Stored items
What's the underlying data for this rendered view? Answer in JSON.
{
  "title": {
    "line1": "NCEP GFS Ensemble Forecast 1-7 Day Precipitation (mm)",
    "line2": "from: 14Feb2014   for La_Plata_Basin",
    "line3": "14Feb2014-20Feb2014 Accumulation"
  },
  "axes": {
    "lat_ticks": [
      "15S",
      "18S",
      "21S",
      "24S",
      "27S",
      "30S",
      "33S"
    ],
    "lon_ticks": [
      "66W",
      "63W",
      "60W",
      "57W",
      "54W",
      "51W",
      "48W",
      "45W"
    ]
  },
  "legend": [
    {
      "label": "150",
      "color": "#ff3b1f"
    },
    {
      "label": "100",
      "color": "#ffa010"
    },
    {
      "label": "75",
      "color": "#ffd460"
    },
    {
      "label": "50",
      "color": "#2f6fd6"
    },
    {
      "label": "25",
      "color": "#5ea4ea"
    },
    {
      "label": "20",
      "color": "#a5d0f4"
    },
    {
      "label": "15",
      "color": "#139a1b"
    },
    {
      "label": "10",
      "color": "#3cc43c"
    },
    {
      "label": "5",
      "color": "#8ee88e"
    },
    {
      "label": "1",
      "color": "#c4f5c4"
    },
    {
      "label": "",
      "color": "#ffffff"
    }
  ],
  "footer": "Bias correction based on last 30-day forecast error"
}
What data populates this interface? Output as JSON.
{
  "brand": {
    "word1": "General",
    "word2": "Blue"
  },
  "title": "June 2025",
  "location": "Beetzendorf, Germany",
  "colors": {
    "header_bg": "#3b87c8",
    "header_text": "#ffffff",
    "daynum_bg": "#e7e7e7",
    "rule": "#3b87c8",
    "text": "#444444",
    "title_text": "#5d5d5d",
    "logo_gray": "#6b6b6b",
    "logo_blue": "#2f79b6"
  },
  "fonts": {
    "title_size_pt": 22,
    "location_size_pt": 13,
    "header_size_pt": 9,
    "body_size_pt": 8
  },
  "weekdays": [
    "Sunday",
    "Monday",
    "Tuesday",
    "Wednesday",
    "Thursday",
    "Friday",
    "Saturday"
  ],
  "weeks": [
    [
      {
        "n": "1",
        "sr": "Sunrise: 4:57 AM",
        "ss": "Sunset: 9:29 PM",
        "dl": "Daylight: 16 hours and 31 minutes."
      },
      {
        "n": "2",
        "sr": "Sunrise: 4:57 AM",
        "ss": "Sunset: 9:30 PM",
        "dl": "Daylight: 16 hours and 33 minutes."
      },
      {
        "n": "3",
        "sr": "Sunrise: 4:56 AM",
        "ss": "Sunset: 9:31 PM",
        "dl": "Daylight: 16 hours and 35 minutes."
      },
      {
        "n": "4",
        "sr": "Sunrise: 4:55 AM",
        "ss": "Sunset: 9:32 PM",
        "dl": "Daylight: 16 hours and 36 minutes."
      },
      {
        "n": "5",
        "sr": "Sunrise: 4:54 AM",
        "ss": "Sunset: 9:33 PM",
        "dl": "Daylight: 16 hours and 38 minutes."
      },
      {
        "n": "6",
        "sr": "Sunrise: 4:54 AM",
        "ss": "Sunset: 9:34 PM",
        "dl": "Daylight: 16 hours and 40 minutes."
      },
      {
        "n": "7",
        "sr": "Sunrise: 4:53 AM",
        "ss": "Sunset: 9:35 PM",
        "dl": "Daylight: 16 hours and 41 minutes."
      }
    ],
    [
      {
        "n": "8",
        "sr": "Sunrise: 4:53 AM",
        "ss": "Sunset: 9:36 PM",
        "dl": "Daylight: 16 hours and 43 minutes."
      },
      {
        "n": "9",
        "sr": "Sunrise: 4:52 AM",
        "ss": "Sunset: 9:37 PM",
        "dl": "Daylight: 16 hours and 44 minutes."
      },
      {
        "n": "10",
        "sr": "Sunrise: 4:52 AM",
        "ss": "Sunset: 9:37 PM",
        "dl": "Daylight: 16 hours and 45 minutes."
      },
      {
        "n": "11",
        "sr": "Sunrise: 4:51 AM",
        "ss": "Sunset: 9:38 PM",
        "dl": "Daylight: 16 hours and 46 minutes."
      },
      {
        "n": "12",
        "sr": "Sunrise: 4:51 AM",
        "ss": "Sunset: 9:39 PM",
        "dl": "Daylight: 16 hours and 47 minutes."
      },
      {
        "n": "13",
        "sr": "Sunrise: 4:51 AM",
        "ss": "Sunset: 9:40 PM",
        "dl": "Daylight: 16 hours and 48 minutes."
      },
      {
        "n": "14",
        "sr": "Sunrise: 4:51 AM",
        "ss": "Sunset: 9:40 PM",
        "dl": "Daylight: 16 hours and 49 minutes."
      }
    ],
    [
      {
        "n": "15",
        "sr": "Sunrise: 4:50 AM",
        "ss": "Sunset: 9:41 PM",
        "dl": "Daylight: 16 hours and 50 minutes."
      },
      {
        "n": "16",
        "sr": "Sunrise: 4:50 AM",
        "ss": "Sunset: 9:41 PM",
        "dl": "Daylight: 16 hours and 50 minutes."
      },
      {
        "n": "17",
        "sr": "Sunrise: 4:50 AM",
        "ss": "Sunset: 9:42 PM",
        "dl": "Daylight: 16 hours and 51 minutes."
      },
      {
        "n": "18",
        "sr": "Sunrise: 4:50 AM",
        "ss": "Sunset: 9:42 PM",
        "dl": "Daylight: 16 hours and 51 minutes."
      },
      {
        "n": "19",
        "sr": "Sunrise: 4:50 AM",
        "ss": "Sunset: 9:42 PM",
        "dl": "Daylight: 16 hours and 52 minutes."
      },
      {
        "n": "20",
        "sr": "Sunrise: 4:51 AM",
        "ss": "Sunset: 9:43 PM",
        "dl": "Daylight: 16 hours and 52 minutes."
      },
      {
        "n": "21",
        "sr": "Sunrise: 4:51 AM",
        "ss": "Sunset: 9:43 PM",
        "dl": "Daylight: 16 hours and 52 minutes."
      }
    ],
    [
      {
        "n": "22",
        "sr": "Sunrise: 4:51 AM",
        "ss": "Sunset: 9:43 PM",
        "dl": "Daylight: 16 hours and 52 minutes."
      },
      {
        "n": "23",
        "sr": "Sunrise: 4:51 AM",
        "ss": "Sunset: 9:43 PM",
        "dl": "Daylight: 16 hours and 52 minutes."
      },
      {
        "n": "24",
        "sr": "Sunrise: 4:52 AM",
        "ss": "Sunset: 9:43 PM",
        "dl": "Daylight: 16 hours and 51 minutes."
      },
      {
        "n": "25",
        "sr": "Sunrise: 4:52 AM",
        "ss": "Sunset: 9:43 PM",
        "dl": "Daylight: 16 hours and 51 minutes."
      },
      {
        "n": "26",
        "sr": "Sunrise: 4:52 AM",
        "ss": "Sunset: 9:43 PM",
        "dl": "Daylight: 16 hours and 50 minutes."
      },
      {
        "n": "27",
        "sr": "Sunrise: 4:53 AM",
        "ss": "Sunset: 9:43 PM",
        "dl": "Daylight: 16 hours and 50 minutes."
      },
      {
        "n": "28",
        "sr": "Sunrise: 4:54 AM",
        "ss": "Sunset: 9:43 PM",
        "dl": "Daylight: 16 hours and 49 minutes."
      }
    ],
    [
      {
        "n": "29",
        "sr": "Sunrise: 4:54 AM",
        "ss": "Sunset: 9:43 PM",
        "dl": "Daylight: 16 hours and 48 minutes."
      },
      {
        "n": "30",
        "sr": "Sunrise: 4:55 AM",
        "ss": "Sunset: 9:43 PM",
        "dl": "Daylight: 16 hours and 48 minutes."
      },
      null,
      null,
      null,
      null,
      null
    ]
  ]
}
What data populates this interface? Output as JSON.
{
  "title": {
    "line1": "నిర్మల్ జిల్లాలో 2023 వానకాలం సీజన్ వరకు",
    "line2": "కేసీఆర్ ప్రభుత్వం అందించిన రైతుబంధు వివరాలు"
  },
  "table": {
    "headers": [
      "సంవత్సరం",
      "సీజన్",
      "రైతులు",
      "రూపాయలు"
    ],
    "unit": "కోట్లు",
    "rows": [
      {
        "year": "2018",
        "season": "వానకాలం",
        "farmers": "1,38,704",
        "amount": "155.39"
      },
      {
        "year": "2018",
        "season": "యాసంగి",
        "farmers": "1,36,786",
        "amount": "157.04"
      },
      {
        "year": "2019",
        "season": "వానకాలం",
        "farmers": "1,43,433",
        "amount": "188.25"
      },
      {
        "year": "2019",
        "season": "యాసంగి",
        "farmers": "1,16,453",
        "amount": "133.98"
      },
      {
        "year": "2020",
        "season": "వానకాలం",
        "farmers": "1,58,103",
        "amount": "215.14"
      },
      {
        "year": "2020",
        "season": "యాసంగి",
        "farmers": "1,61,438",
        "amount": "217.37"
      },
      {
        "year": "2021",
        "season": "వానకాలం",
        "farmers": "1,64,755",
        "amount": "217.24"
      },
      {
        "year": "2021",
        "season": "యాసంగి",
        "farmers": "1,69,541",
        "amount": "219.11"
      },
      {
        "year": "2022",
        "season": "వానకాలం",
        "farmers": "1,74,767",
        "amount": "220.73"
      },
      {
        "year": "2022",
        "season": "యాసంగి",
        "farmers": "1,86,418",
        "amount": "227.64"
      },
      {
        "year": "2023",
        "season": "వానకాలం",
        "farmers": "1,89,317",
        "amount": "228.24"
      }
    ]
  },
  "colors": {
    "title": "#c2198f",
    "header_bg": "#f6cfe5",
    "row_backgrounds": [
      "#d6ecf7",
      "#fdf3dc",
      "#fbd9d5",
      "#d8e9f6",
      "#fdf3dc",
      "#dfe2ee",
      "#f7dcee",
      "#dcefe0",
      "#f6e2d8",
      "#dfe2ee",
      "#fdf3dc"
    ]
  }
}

_TO DO_: Copy out every line with the word "label".

_FULL RESPONSE_:
      "label": "150",
      "label": "100",
      "label": "75",
      "label": "50",
      "label": "25",
      "label": "20",
      "label": "15",
      "label": "10",
      "label": "5",
      "label": "1",
      "label": "",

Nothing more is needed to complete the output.